Copy each line where the word "heading" occurs.

##### SOURCE DATA #####

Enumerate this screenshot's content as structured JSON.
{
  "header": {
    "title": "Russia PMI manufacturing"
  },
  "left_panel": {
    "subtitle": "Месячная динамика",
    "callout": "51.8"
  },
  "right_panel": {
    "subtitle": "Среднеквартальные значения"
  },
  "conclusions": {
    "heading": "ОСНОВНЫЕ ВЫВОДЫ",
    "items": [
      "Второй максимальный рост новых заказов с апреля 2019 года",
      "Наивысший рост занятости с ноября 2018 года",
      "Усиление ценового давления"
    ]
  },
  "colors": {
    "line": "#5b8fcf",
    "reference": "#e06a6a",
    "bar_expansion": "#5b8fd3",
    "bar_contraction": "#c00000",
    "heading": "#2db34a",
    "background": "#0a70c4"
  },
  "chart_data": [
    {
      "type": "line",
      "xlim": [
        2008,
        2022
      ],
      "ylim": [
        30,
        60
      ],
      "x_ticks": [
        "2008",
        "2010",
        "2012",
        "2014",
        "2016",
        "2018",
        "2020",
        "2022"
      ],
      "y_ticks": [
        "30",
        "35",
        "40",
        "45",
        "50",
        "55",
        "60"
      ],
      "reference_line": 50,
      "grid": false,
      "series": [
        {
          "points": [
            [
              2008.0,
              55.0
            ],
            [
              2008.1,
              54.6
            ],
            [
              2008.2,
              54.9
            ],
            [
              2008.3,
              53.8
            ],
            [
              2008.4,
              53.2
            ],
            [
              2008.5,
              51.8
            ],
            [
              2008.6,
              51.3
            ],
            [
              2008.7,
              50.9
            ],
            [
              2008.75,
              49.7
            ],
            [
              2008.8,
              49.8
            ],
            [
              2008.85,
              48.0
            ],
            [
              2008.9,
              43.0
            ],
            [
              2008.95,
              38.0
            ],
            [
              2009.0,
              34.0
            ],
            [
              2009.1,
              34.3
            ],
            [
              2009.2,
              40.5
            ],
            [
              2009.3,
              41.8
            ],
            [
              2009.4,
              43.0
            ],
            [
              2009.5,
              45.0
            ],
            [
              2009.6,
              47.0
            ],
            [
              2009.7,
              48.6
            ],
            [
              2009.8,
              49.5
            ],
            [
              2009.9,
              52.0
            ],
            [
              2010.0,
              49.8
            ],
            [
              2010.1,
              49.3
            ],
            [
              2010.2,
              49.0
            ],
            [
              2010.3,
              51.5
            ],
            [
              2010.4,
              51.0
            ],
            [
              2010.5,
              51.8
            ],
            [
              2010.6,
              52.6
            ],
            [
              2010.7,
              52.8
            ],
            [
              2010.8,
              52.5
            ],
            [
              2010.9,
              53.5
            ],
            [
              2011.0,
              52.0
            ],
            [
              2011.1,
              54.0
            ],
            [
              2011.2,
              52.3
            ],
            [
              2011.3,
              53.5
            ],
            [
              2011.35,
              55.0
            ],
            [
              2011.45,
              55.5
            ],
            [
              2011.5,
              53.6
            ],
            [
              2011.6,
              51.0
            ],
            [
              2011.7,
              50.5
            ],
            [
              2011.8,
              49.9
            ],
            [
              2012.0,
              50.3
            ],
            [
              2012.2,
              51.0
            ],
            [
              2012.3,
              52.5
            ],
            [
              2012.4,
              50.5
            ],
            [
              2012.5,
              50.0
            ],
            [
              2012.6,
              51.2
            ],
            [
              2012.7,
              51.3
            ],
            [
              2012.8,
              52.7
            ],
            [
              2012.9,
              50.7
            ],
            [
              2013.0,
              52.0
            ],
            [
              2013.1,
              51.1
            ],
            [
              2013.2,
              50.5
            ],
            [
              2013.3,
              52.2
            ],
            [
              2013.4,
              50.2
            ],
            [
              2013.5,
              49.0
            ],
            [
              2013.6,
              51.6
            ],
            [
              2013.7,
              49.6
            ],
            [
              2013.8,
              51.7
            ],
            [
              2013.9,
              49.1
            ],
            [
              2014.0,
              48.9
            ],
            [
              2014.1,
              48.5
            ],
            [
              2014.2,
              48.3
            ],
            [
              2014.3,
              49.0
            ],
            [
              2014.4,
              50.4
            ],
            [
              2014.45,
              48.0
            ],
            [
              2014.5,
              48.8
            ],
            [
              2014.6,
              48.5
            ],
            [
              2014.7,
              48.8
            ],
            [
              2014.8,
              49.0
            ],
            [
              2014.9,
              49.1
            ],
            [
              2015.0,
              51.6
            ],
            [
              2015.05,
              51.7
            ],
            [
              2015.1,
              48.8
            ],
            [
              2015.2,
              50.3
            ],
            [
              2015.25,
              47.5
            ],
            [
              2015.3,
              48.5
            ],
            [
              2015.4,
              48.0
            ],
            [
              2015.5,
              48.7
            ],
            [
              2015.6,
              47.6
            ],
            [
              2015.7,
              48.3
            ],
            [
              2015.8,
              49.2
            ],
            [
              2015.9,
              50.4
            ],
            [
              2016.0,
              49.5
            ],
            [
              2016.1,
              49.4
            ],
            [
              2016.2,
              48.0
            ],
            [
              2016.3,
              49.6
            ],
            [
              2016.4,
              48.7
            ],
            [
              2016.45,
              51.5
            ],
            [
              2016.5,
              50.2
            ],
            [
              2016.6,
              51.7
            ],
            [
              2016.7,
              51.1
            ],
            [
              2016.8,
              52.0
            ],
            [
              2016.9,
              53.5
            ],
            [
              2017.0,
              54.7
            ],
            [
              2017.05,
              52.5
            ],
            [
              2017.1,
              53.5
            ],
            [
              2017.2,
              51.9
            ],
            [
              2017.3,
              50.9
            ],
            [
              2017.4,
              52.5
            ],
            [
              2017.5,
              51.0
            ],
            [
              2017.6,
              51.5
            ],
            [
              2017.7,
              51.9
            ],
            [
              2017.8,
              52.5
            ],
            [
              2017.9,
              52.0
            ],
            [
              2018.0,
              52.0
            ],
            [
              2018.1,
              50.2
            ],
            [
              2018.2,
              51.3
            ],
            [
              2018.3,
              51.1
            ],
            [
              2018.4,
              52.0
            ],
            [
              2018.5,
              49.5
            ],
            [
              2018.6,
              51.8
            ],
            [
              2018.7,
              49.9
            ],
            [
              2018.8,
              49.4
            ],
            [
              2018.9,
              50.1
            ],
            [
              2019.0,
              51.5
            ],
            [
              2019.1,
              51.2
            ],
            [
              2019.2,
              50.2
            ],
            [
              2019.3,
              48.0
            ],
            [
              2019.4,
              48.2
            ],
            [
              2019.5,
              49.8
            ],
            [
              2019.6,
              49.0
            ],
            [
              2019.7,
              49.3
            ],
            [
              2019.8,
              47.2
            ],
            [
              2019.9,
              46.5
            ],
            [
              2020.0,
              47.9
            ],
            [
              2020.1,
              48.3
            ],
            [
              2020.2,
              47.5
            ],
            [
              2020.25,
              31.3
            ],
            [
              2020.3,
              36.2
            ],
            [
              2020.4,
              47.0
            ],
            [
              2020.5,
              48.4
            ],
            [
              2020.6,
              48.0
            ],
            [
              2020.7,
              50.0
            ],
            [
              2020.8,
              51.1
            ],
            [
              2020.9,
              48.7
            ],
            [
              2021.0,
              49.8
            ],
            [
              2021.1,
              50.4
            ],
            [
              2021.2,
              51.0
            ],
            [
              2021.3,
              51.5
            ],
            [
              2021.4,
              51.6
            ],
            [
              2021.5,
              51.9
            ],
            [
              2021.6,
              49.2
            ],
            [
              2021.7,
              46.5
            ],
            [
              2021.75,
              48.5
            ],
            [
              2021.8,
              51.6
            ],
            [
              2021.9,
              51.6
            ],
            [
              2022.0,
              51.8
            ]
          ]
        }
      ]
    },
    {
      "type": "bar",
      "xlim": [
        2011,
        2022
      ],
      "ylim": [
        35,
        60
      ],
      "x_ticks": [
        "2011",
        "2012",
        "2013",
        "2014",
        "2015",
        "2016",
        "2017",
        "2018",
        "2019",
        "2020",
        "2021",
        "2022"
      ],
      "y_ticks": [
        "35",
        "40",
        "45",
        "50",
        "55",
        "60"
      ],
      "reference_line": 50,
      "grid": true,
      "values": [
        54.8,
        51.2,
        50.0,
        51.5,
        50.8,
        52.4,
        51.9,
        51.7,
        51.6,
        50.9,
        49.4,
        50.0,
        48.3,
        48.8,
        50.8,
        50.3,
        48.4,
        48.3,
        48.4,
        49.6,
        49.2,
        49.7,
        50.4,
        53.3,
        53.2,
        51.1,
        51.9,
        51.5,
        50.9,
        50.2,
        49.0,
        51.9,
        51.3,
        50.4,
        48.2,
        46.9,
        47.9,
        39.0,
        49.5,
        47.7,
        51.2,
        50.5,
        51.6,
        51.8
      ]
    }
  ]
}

#####

* _SOLUTION FOR THIS PROBLEM_:
    "heading": "ОСНОВНЫЕ ВЫВОДЫ",
    "heading": "#2db34a",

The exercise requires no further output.